#### [Written exercise]
Write out the material exactly, without any of its pictures.

#### [Information given]
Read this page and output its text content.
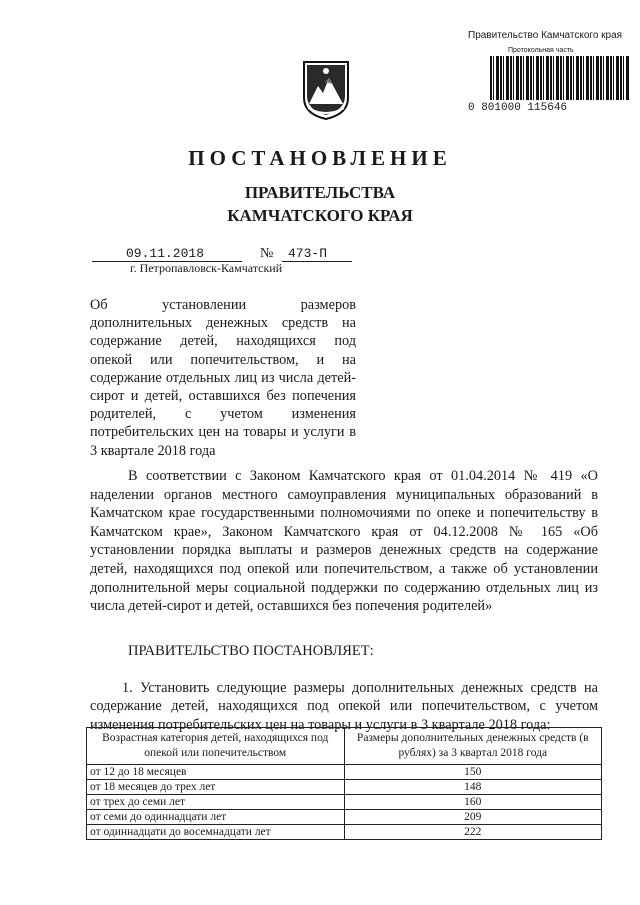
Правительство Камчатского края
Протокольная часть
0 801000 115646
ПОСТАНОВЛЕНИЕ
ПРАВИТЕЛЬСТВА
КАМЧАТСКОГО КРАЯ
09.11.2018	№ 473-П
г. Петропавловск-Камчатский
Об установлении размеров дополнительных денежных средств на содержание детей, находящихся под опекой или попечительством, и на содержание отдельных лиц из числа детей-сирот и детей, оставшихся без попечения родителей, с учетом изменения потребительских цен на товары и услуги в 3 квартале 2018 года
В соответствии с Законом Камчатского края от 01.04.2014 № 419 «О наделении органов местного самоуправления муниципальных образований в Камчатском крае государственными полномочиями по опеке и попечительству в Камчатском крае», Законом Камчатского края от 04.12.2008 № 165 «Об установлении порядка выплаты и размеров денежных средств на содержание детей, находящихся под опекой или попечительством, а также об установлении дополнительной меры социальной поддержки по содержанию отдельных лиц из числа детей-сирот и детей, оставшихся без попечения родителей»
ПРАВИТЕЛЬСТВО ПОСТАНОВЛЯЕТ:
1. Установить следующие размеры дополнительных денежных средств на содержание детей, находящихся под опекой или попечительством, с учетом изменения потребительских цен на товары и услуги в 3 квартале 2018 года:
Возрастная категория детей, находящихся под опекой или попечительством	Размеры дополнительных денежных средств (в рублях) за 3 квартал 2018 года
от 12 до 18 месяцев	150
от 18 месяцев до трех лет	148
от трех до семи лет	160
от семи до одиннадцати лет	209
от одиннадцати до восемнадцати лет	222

#### [Solution to the exercise]
Read this page and output its text content.
Правительство Камчатского края
Протокольная часть
0 801000 115646
ПОСТАНОВЛЕНИЕ
ПРАВИТЕЛЬСТВА
КАМЧАТСКОГО КРАЯ
09.11.2018	№ 473-П
г. Петропавловск-Камчатский
Об установлении размеров дополнительных денежных средств на содержание детей, находящихся под опекой или попечительством, и на содержание отдельных лиц из числа детей-сирот и детей, оставшихся без попечения родителей, с учетом изменения потребительских цен на товары и услуги в 3 квартале 2018 года
В соответствии с Законом Камчатского края от 01.04.2014 № 419 «О наделении органов местного самоуправления муниципальных образований в Камчатском крае государственными полномочиями по опеке и попечительству в Камчатском крае», Законом Камчатского края от 04.12.2008 № 165 «Об установлении порядка выплаты и размеров денежных средств на содержание детей, находящихся под опекой или попечительством, а также об установлении дополнительной меры социальной поддержки по содержанию отдельных лиц из числа детей-сирот и детей, оставшихся без попечения родителей»
ПРАВИТЕЛЬСТВО ПОСТАНОВЛЯЕТ:
1. Установить следующие размеры дополнительных денежных средств на содержание детей, находящихся под опекой или попечительством, с учетом изменения потребительских цен на товары и услуги в 3 квартале 2018 года:
Возрастная категория детей, находящихся под опекой или попечительством	Размеры дополнительных денежных средств (в рублях) за 3 квартал 2018 года
от 12 до 18 месяцев	150
от 18 месяцев до трех лет	148
от трех до семи лет	160
от семи до одиннадцати лет	209
от одиннадцати до восемнадцати лет	222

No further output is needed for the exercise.